→ ASSIGNED TASK: Repeat all the records exactly, omitting pictures.

→ EXTRACTED INFORMATION:
------------

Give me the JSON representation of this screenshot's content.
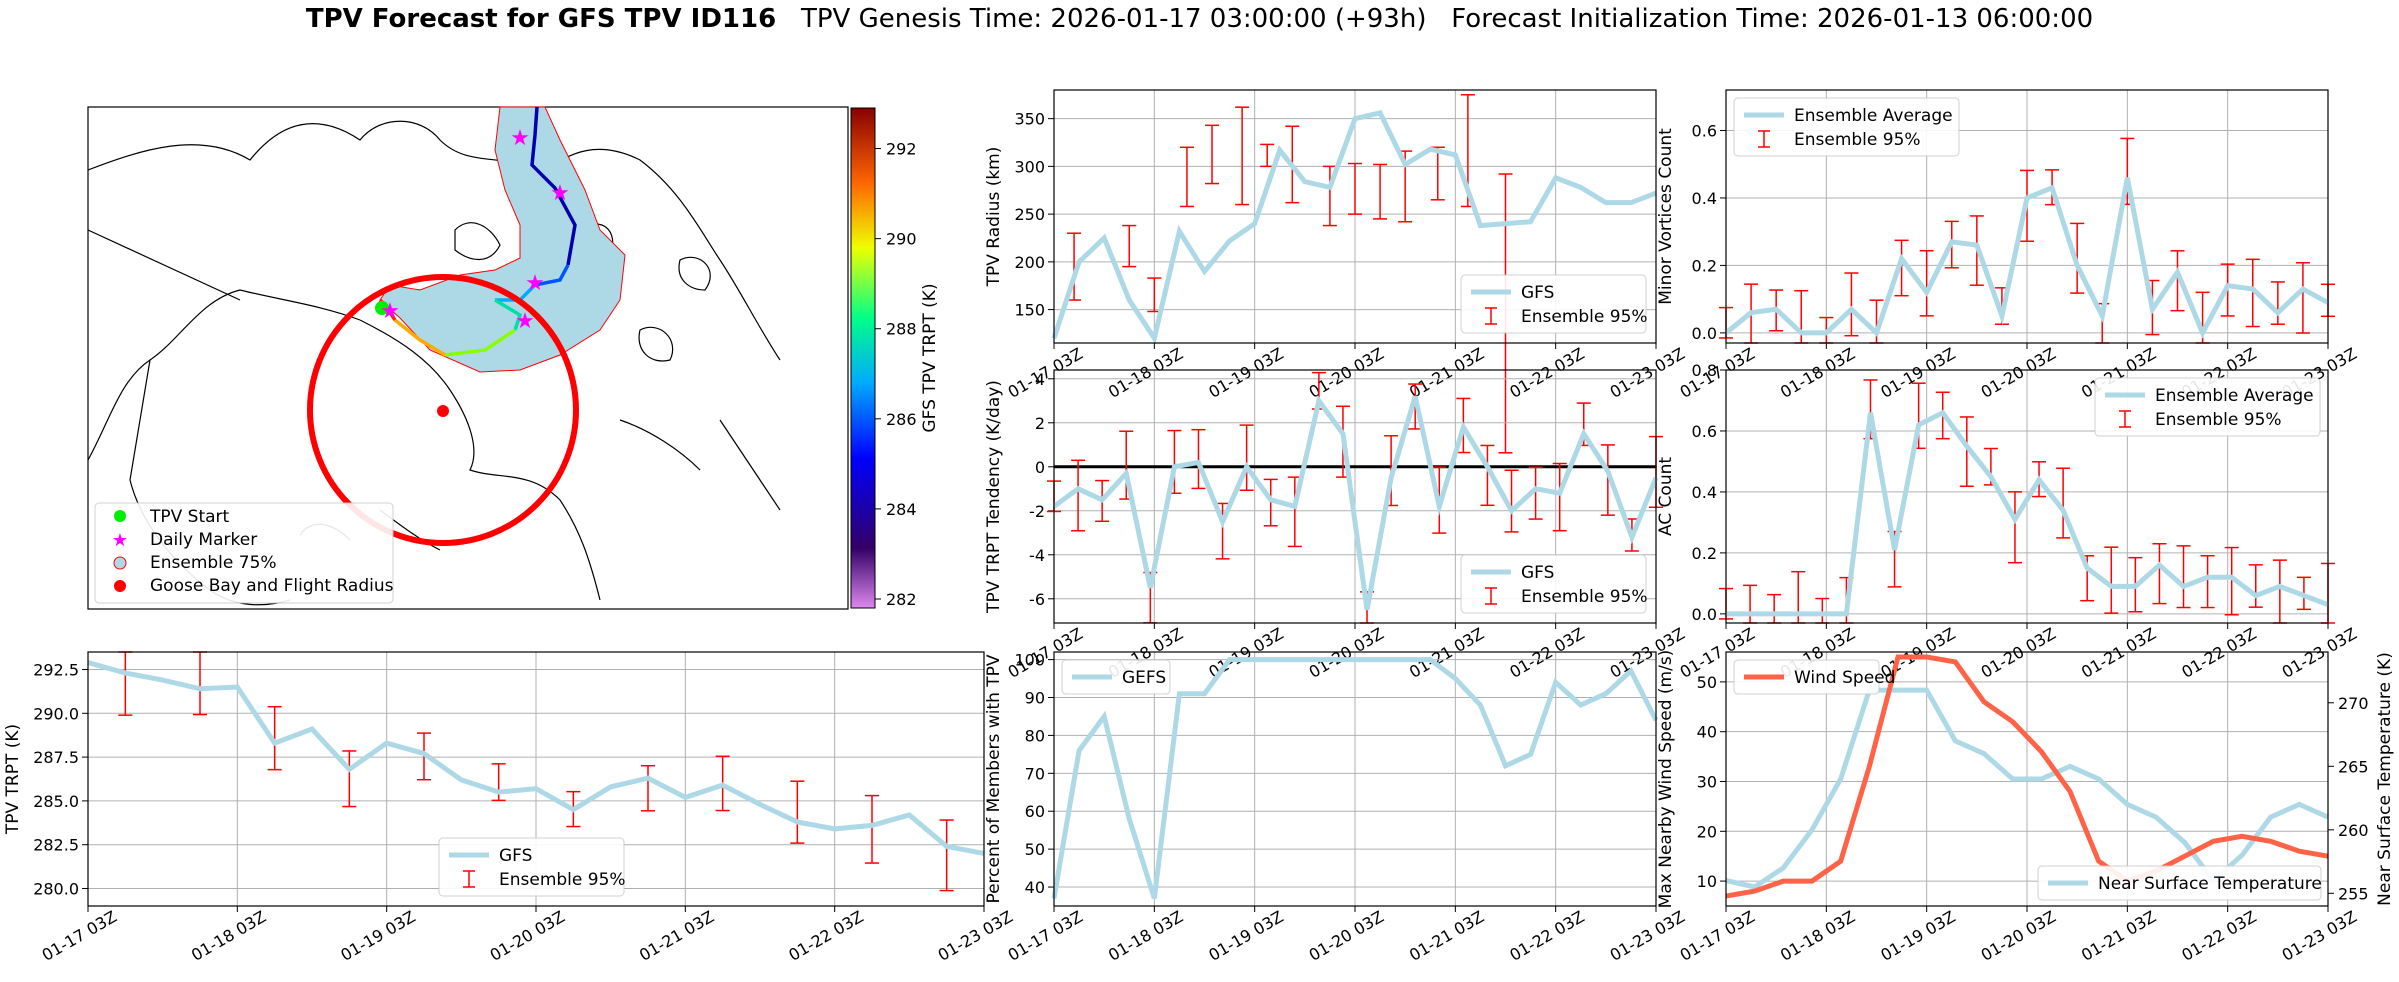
{
  "header": {
    "title_bold": "TPV Forecast for GFS TPV ID116",
    "genesis": "TPV Genesis Time: 2026-01-17 03:00:00 (+93h)",
    "init": "Forecast Initialization Time: 2026-01-13 06:00:00"
  },
  "colors": {
    "series": "#add8e6",
    "error": "#ff0000",
    "wind": "#ff6347",
    "temp_axis": "#4169e1"
  },
  "map": {
    "colorbar_label": "GFS TPV TRPT (K)",
    "colorbar_ticks": [
      "282",
      "284",
      "286",
      "288",
      "290",
      "292"
    ],
    "legend": [
      "TPV Start",
      "Daily Marker",
      "Ensemble 75%",
      "Goose Bay and Flight Radius"
    ]
  },
  "chart_data": [
    {
      "id": "radius",
      "type": "line",
      "ylabel": "TPV Radius (km)",
      "ylim": [
        115,
        380
      ],
      "yticks": [
        150,
        200,
        250,
        300,
        350
      ],
      "legend": [
        "GFS",
        "Ensemble 95%"
      ],
      "values": [
        120,
        200,
        225,
        160,
        120,
        232,
        190,
        222,
        240,
        317,
        284,
        278,
        350,
        356,
        302,
        318,
        312,
        238,
        240,
        242,
        288,
        278,
        262,
        262,
        272
      ],
      "err_low": [
        160,
        195,
        null,
        148,
        null,
        258,
        282,
        260,
        300,
        null,
        262,
        238,
        250,
        245,
        null,
        242,
        265,
        258,
        292,
        null,
        null,
        null,
        null,
        null,
        null
      ],
      "err_high": [
        230,
        238,
        null,
        183,
        null,
        320,
        343,
        362,
        323,
        null,
        342,
        300,
        303,
        302,
        null,
        316,
        320,
        375,
        null,
        null,
        null,
        null,
        null,
        null,
        null
      ],
      "err_pos": [
        0.8,
        3,
        null,
        4,
        null,
        5.3,
        6.3,
        7.5,
        8.5,
        null,
        9.5,
        11,
        12,
        13,
        null,
        14,
        15.3,
        16.5,
        18,
        null,
        null,
        null,
        null,
        null,
        null
      ]
    },
    {
      "id": "minor",
      "type": "line",
      "ylabel": "Minor Vortices Count",
      "ylim": [
        -0.03,
        0.72
      ],
      "yticks": [
        0.0,
        0.2,
        0.4,
        0.6
      ],
      "legend": [
        "Ensemble Average",
        "Ensemble 95%"
      ],
      "values": [
        0.0,
        0.06,
        0.07,
        0.0,
        0.0,
        0.07,
        0.0,
        0.22,
        0.12,
        0.27,
        0.26,
        0.05,
        0.4,
        0.43,
        0.2,
        0.05,
        0.46,
        0.07,
        0.18,
        0.0,
        0.14,
        0.13,
        0.06,
        0.13,
        0.09
      ]
    },
    {
      "id": "tendency",
      "type": "line",
      "ylabel": "TPV TRPT Tendency (K/day)",
      "ylim": [
        -7.1,
        4.4
      ],
      "yticks": [
        -6,
        -4,
        -2,
        0,
        2,
        4
      ],
      "legend": [
        "GFS",
        "Ensemble 95%"
      ],
      "values": [
        -1.8,
        -1.0,
        -1.5,
        -0.3,
        -5.5,
        0.0,
        0.2,
        -2.5,
        0.0,
        -1.5,
        -1.8,
        3.0,
        1.5,
        -6.5,
        -0.5,
        3.2,
        -1.8,
        1.8,
        0.0,
        -2.0,
        -1.0,
        -1.2,
        1.5,
        -0.2,
        -3.2,
        -0.5
      ]
    },
    {
      "id": "ac",
      "type": "line",
      "ylabel": "AC Count",
      "ylim": [
        -0.03,
        0.8
      ],
      "yticks": [
        0.0,
        0.2,
        0.4,
        0.6,
        0.8
      ],
      "legend": [
        "Ensemble Average",
        "Ensemble 95%"
      ],
      "values": [
        0.0,
        0.0,
        0.0,
        0.0,
        0.0,
        0.0,
        0.66,
        0.21,
        0.62,
        0.66,
        0.55,
        0.45,
        0.31,
        0.44,
        0.34,
        0.15,
        0.09,
        0.09,
        0.16,
        0.09,
        0.12,
        0.12,
        0.06,
        0.09,
        0.06,
        0.03
      ]
    },
    {
      "id": "trpt",
      "type": "line",
      "ylabel": "TPV TRPT (K)",
      "ylim": [
        279,
        293.5
      ],
      "yticks": [
        280.0,
        282.5,
        285.0,
        287.5,
        290.0,
        292.5
      ],
      "legend": [
        "GFS",
        "Ensemble 95%"
      ],
      "values": [
        292.9,
        292.3,
        291.9,
        291.4,
        291.5,
        288.3,
        289.1,
        286.8,
        288.3,
        287.7,
        286.2,
        285.5,
        285.7,
        284.5,
        285.8,
        286.3,
        285.2,
        285.9,
        284.8,
        283.8,
        283.4,
        283.6,
        284.2,
        282.4,
        282.0
      ]
    },
    {
      "id": "percent",
      "type": "line",
      "ylabel": "Percent of Members with TPV",
      "ylim": [
        35,
        102
      ],
      "yticks": [
        40,
        50,
        60,
        70,
        80,
        90,
        100
      ],
      "legend": [
        "GEFS"
      ],
      "values": [
        37,
        76,
        85,
        58,
        37,
        91,
        91,
        100,
        100,
        100,
        100,
        100,
        100,
        100,
        100,
        100,
        95,
        88,
        72,
        75,
        94,
        88,
        91,
        97,
        84
      ]
    },
    {
      "id": "wind",
      "type": "line",
      "ylabel": "Max Nearby Wind Speed (m/s)",
      "y2label": "Near Surface Temperature (K)",
      "ylim": [
        5,
        56
      ],
      "yticks": [
        10,
        20,
        30,
        40,
        50
      ],
      "y2lim": [
        254,
        274
      ],
      "y2ticks": [
        255,
        260,
        265,
        270
      ],
      "legend": [
        "Wind Speed",
        "Near Surface Temperature"
      ],
      "wind_values": [
        7,
        8,
        10,
        10,
        14,
        33,
        55,
        55,
        54,
        46,
        42,
        36,
        28,
        14,
        10,
        12,
        15,
        18,
        19,
        18,
        16,
        15
      ],
      "temp_values": [
        256,
        255.5,
        257,
        260,
        264,
        271,
        271,
        271,
        267,
        266,
        264,
        264,
        265,
        264,
        262,
        261,
        259,
        256,
        258,
        261,
        262,
        261
      ]
    }
  ],
  "xticks": [
    "01-17 03Z",
    "01-18 03Z",
    "01-19 03Z",
    "01-20 03Z",
    "01-21 03Z",
    "01-22 03Z",
    "01-23 03Z"
  ]
}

------------

→ TASK OUTPUT:
Give me the JSON representation of this screenshot's content.
{
  "header": {
    "title_bold": "TPV Forecast for GFS TPV ID116",
    "genesis": "TPV Genesis Time: 2026-01-17 03:00:00 (+93h)",
    "init": "Forecast Initialization Time: 2026-01-13 06:00:00"
  },
  "colors": {
    "series": "#add8e6",
    "error": "#ff0000",
    "wind": "#ff6347",
    "temp_axis": "#4169e1"
  },
  "map": {
    "colorbar_label": "GFS TPV TRPT (K)",
    "colorbar_ticks": [
      "282",
      "284",
      "286",
      "288",
      "290",
      "292"
    ],
    "legend": [
      "TPV Start",
      "Daily Marker",
      "Ensemble 75%",
      "Goose Bay and Flight Radius"
    ]
  },
  "chart_data": [
    {
      "id": "radius",
      "type": "line",
      "ylabel": "TPV Radius (km)",
      "ylim": [
        115,
        380
      ],
      "yticks": [
        150,
        200,
        250,
        300,
        350
      ],
      "legend": [
        "GFS",
        "Ensemble 95%"
      ],
      "values": [
        120,
        200,
        225,
        160,
        120,
        232,
        190,
        222,
        240,
        317,
        284,
        278,
        350,
        356,
        302,
        318,
        312,
        238,
        240,
        242,
        288,
        278,
        262,
        262,
        272
      ],
      "err_low": [
        160,
        195,
        null,
        148,
        null,
        258,
        282,
        260,
        300,
        null,
        262,
        238,
        250,
        245,
        null,
        242,
        265,
        258,
        292,
        null,
        null,
        null,
        null,
        null,
        null
      ],
      "err_high": [
        230,
        238,
        null,
        183,
        null,
        320,
        343,
        362,
        323,
        null,
        342,
        300,
        303,
        302,
        null,
        316,
        320,
        375,
        null,
        null,
        null,
        null,
        null,
        null,
        null
      ],
      "err_pos": [
        0.8,
        3,
        null,
        4,
        null,
        5.3,
        6.3,
        7.5,
        8.5,
        null,
        9.5,
        11,
        12,
        13,
        null,
        14,
        15.3,
        16.5,
        18,
        null,
        null,
        null,
        null,
        null,
        null
      ]
    },
    {
      "id": "minor",
      "type": "line",
      "ylabel": "Minor Vortices Count",
      "ylim": [
        -0.03,
        0.72
      ],
      "yticks": [
        0.0,
        0.2,
        0.4,
        0.6
      ],
      "legend": [
        "Ensemble Average",
        "Ensemble 95%"
      ],
      "values": [
        0.0,
        0.06,
        0.07,
        0.0,
        0.0,
        0.07,
        0.0,
        0.22,
        0.12,
        0.27,
        0.26,
        0.05,
        0.4,
        0.43,
        0.2,
        0.05,
        0.46,
        0.07,
        0.18,
        0.0,
        0.14,
        0.13,
        0.06,
        0.13,
        0.09
      ]
    },
    {
      "id": "tendency",
      "type": "line",
      "ylabel": "TPV TRPT Tendency (K/day)",
      "ylim": [
        -7.1,
        4.4
      ],
      "yticks": [
        -6,
        -4,
        -2,
        0,
        2,
        4
      ],
      "legend": [
        "GFS",
        "Ensemble 95%"
      ],
      "values": [
        -1.8,
        -1.0,
        -1.5,
        -0.3,
        -5.5,
        0.0,
        0.2,
        -2.5,
        0.0,
        -1.5,
        -1.8,
        3.0,
        1.5,
        -6.5,
        -0.5,
        3.2,
        -1.8,
        1.8,
        0.0,
        -2.0,
        -1.0,
        -1.2,
        1.5,
        -0.2,
        -3.2,
        -0.5
      ]
    },
    {
      "id": "ac",
      "type": "line",
      "ylabel": "AC Count",
      "ylim": [
        -0.03,
        0.8
      ],
      "yticks": [
        0.0,
        0.2,
        0.4,
        0.6,
        0.8
      ],
      "legend": [
        "Ensemble Average",
        "Ensemble 95%"
      ],
      "values": [
        0.0,
        0.0,
        0.0,
        0.0,
        0.0,
        0.0,
        0.66,
        0.21,
        0.62,
        0.66,
        0.55,
        0.45,
        0.31,
        0.44,
        0.34,
        0.15,
        0.09,
        0.09,
        0.16,
        0.09,
        0.12,
        0.12,
        0.06,
        0.09,
        0.06,
        0.03
      ]
    },
    {
      "id": "trpt",
      "type": "line",
      "ylabel": "TPV TRPT (K)",
      "ylim": [
        279,
        293.5
      ],
      "yticks": [
        280.0,
        282.5,
        285.0,
        287.5,
        290.0,
        292.5
      ],
      "legend": [
        "GFS",
        "Ensemble 95%"
      ],
      "values": [
        292.9,
        292.3,
        291.9,
        291.4,
        291.5,
        288.3,
        289.1,
        286.8,
        288.3,
        287.7,
        286.2,
        285.5,
        285.7,
        284.5,
        285.8,
        286.3,
        285.2,
        285.9,
        284.8,
        283.8,
        283.4,
        283.6,
        284.2,
        282.4,
        282.0
      ]
    },
    {
      "id": "percent",
      "type": "line",
      "ylabel": "Percent of Members with TPV",
      "ylim": [
        35,
        102
      ],
      "yticks": [
        40,
        50,
        60,
        70,
        80,
        90,
        100
      ],
      "legend": [
        "GEFS"
      ],
      "values": [
        37,
        76,
        85,
        58,
        37,
        91,
        91,
        100,
        100,
        100,
        100,
        100,
        100,
        100,
        100,
        100,
        95,
        88,
        72,
        75,
        94,
        88,
        91,
        97,
        84
      ]
    },
    {
      "id": "wind",
      "type": "line",
      "ylabel": "Max Nearby Wind Speed (m/s)",
      "y2label": "Near Surface Temperature (K)",
      "ylim": [
        5,
        56
      ],
      "yticks": [
        10,
        20,
        30,
        40,
        50
      ],
      "y2lim": [
        254,
        274
      ],
      "y2ticks": [
        255,
        260,
        265,
        270
      ],
      "legend": [
        "Wind Speed",
        "Near Surface Temperature"
      ],
      "wind_values": [
        7,
        8,
        10,
        10,
        14,
        33,
        55,
        55,
        54,
        46,
        42,
        36,
        28,
        14,
        10,
        12,
        15,
        18,
        19,
        18,
        16,
        15
      ],
      "temp_values": [
        256,
        255.5,
        257,
        260,
        264,
        271,
        271,
        271,
        267,
        266,
        264,
        264,
        265,
        264,
        262,
        261,
        259,
        256,
        258,
        261,
        262,
        261
      ]
    }
  ],
  "xticks": [
    "01-17 03Z",
    "01-18 03Z",
    "01-19 03Z",
    "01-20 03Z",
    "01-21 03Z",
    "01-22 03Z",
    "01-23 03Z"
  ]
}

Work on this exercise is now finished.